What to do
Search the entries for the word "polan" and pull out each line that has it.

(Collected data entries)
::::
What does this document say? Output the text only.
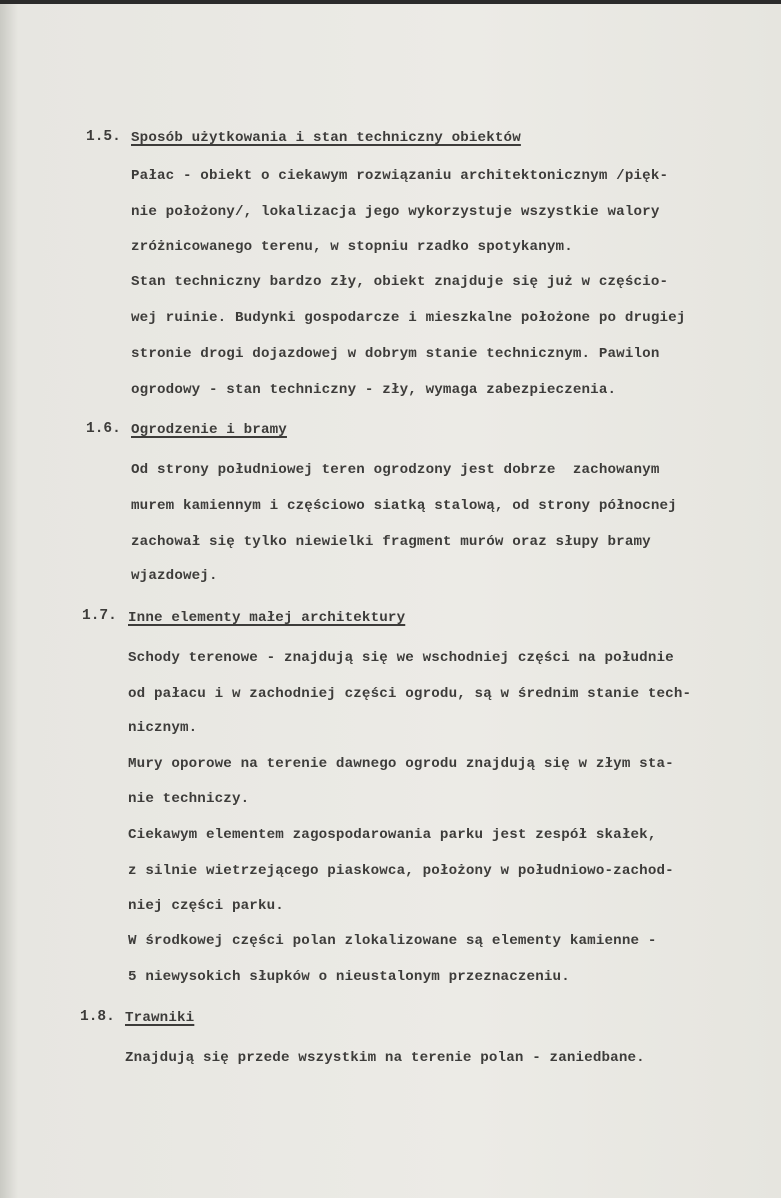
1.5. Sposób użytkowania i stan techniczny obiektów
Pałac - obiekt o ciekawym rozwiązaniu architektonicznym /pięk-
nie położony/, lokalizacja jego wykorzystuje wszystkie walory
zróżnicowanego terenu, w stopniu rzadko spotykanym.
Stan techniczny bardzo zły, obiekt znajduje się już w częścio-
wej ruinie. Budynki gospodarcze i mieszkalne położone po drugiej
stronie drogi dojazdowej w dobrym stanie technicznym. Pawilon
ogrodowy - stan techniczny - zły, wymaga zabezpieczenia.
1.6. Ogrodzenie i bramy
Od strony południowej teren ogrodzony jest dobrze  zachowanym
murem kamiennym i częściowo siatką stalową, od strony północnej
zachował się tylko niewielki fragment murów oraz słupy bramy
wjazdowej.
1.7. Inne elementy małej architektury
Schody terenowe - znajdują się we wschodniej części na południe
od pałacu i w zachodniej części ogrodu, są w średnim stanie tech-
nicznym.
Mury oporowe na terenie dawnego ogrodu znajdują się w złym sta-
nie techniczy.
Ciekawym elementem zagospodarowania parku jest zespół skałek,
z silnie wietrzejącego piaskowca, położony w południowo-zachod-
niej części parku.
W środkowej części polan zlokalizowane są elementy kamienne -
5 niewysokich słupków o nieustalonym przeznaczeniu.
1.8. Trawniki
Znajdują się przede wszystkim na terenie polan - zaniedbane.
::::
Exercise result
W środkowej części polan zlokalizowane są elementy kamienne -
Znajdują się przede wszystkim na terenie polan - zaniedbane.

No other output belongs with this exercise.